2) EN ESPÍRITU Y EN VERDAD.-Máxima importancia tiene también el modo de hacer la
oración, porque, aunque ésta sea siempre un bien, no nos reportará fruto alguno
si no sabemos hacerla como conviene. Santiago dice expresamente que muchas veces
no se obtiene lo que se pide porque se pide mal (35).
Se ha de orar ante todo en espíritu y verdad, porque el Padre celestial desea
que así se le adore (Jn
4,23).
Ora de esta manera quien hace su plegaria con íntimo y ardiente afecto del alma,
sin excluir por esto la oración vocal. Es innegable que la oración que brota de
un fervoroso e íntimo espíritu es muy superior a cualquiera otra; y Dios la
escucha siempre, aunque no se exteriorice con palabras, porque ante Él están
siempre patentes aun los más ocultos pensamientos (36).

....

CONSIGNA -
Por favor, reproduce el texto sobre la oración desde "2) EN ESPÍRITU" hasta "pide mal (35).", cambiando "fruto" por "provecho". El listado no tiene ningún papel en esto.

DATOS -

....

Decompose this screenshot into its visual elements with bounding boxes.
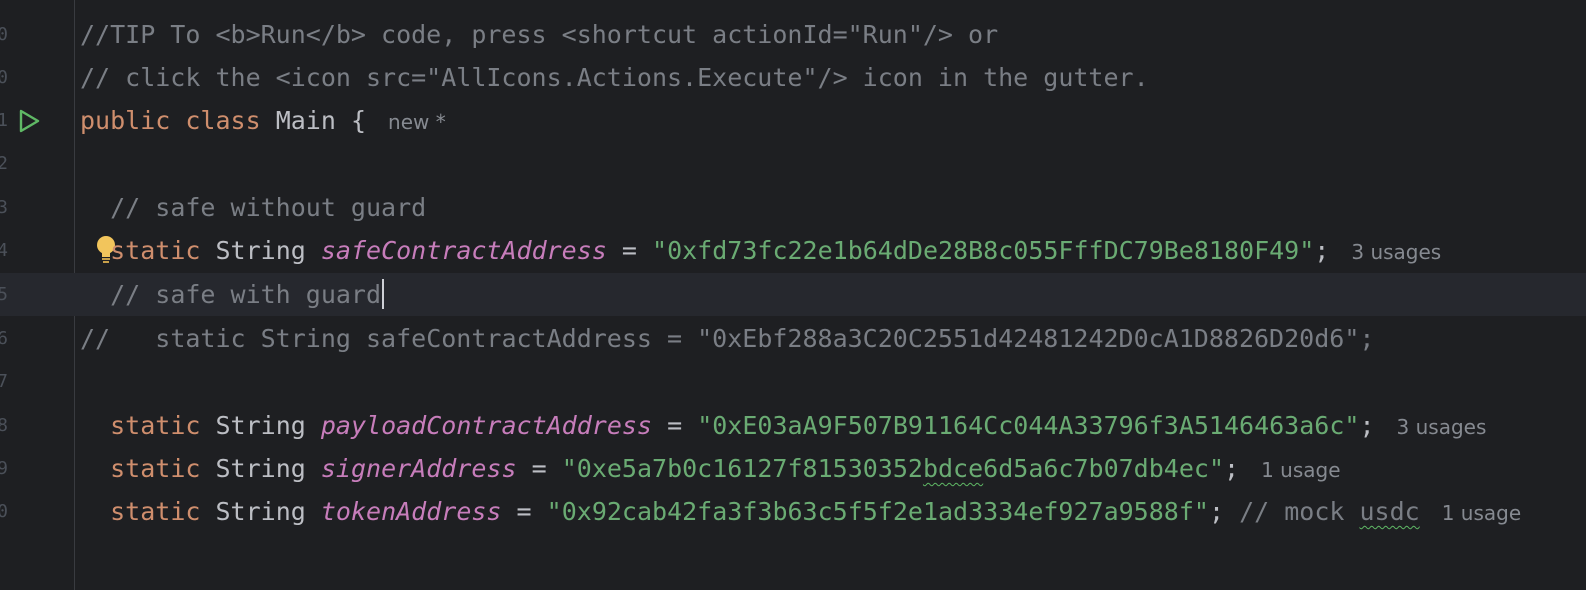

....

LA SOLUCIÓN -
2) EN ESPÍRITU Y EN VERDAD.-Máxima importancia tiene también el modo de hacer la
oración, porque, aunque ésta sea siempre un bien, no nos reportará provecho alguno
si no sabemos hacerla como conviene. Santiago dice expresamente que muchas veces
no se obtiene lo que se pide porque se pide mal (35).